(GIVEN PROBLEM): Tally the lines of the data that include the word "Asia" and state the total, nothing else.

(EXCERPTED RECORDS):
###

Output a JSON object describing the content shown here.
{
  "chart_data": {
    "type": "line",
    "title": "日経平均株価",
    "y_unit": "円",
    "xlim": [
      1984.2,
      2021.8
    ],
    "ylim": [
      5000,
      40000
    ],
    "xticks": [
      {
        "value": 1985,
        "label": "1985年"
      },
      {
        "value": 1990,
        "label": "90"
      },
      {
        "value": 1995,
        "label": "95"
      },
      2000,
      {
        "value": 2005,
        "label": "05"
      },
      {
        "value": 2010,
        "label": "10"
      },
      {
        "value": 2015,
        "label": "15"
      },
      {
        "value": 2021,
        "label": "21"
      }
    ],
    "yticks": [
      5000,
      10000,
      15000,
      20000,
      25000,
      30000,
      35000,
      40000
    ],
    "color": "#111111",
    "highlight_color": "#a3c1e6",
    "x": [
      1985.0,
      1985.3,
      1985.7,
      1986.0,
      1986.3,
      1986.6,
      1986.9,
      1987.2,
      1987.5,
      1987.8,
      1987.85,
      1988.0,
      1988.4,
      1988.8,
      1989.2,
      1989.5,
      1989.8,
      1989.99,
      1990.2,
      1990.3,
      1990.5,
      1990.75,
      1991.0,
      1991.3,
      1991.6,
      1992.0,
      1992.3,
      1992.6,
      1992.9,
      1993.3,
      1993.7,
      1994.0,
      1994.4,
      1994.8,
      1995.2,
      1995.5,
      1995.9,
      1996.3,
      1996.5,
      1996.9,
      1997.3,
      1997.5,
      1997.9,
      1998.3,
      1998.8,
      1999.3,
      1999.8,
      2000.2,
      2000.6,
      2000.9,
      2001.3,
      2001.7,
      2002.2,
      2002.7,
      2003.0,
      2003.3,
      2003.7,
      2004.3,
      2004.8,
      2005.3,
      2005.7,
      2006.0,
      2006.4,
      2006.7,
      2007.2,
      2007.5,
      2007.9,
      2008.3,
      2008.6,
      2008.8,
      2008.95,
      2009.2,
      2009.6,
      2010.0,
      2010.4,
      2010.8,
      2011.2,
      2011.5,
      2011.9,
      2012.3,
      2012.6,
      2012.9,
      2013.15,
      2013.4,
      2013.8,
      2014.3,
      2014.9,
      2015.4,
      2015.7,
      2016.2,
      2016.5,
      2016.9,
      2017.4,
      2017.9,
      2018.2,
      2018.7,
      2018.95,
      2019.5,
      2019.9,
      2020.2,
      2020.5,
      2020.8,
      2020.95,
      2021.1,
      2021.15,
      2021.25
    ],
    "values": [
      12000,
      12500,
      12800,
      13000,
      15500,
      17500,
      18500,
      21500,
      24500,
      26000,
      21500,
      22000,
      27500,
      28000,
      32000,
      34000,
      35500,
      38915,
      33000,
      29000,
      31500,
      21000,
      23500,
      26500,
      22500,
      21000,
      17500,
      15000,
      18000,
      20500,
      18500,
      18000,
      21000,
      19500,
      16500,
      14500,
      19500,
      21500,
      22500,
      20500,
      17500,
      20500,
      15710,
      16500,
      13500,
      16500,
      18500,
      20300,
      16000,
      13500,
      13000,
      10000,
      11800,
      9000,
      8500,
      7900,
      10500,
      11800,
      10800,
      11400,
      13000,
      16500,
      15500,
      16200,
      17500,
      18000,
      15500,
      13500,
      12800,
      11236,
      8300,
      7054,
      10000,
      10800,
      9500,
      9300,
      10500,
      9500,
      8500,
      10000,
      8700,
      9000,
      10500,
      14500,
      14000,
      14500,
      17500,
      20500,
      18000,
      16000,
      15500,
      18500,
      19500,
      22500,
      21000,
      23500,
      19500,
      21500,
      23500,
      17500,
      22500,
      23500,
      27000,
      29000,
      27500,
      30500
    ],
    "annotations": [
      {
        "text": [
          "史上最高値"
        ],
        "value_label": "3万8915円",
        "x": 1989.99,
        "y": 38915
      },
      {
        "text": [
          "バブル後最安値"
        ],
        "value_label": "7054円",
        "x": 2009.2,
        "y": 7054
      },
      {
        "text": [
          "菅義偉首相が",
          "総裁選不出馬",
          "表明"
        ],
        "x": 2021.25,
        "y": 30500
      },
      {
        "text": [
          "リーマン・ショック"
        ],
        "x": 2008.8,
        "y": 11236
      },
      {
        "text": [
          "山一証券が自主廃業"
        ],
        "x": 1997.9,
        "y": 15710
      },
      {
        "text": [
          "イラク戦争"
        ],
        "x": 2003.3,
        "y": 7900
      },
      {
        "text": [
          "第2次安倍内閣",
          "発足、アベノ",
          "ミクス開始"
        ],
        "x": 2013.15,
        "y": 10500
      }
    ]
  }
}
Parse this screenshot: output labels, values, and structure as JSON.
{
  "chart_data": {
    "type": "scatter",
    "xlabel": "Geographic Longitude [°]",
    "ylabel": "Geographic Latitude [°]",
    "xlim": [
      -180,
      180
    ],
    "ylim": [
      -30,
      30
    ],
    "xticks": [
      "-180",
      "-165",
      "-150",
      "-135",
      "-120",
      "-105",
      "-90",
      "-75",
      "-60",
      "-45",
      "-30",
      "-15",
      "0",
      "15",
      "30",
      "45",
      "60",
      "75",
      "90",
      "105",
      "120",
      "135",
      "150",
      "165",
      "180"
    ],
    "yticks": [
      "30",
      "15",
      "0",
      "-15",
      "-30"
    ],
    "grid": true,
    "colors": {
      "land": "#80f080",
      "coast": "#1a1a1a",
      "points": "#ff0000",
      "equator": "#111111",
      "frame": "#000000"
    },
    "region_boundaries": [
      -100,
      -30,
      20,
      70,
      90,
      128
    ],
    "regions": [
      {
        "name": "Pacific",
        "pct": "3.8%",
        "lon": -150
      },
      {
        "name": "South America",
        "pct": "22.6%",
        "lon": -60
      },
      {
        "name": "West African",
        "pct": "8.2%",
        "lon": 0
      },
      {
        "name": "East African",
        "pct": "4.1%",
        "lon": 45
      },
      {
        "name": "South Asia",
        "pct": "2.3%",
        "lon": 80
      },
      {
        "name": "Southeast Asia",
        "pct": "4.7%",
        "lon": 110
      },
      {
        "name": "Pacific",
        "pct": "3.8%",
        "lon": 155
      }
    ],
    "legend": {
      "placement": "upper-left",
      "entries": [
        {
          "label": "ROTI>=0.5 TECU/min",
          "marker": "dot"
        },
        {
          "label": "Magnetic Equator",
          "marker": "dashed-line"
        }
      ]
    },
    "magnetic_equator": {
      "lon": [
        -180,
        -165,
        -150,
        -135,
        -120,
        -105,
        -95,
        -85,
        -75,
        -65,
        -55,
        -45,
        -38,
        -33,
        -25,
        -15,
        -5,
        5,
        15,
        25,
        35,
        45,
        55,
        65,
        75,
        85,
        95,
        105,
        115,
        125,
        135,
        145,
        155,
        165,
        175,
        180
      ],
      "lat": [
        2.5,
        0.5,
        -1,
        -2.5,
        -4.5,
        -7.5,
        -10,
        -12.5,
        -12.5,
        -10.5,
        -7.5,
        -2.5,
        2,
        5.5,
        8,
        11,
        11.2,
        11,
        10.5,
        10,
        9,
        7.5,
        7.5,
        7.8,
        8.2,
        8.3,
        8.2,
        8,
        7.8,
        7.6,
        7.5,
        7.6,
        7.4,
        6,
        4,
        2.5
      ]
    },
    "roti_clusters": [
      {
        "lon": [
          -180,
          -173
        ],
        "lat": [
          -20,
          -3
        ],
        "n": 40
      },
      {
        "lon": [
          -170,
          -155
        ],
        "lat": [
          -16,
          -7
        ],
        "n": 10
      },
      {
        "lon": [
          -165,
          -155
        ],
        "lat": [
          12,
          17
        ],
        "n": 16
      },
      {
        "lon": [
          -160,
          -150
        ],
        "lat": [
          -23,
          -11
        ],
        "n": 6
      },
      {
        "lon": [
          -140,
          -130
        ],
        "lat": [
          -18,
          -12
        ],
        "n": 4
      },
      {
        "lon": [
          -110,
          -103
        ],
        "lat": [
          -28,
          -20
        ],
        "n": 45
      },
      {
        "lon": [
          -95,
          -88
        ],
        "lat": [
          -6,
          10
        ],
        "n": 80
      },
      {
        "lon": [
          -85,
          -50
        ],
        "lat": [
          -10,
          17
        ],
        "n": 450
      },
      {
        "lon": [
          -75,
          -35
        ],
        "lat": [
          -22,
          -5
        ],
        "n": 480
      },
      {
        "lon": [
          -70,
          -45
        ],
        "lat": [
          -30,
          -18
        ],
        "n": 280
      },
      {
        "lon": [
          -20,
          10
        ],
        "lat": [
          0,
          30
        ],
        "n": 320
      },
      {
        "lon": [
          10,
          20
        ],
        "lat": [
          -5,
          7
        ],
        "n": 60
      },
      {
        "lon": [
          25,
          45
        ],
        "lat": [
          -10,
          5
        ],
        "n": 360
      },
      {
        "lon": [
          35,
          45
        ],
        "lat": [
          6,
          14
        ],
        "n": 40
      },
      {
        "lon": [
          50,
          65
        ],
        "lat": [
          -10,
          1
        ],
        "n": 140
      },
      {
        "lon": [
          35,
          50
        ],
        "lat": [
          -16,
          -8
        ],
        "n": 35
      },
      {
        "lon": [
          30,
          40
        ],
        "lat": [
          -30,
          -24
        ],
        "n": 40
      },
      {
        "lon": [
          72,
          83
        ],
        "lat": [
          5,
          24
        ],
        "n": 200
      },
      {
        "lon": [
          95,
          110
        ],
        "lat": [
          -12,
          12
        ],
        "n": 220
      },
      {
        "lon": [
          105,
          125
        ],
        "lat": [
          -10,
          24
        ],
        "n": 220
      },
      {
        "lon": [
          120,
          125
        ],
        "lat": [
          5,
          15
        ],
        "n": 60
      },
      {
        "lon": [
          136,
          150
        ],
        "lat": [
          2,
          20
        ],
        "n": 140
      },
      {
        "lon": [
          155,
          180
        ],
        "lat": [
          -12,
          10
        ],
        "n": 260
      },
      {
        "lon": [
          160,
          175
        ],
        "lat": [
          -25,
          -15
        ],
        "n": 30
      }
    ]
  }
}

###

(EXERCISE RESPONSE): 2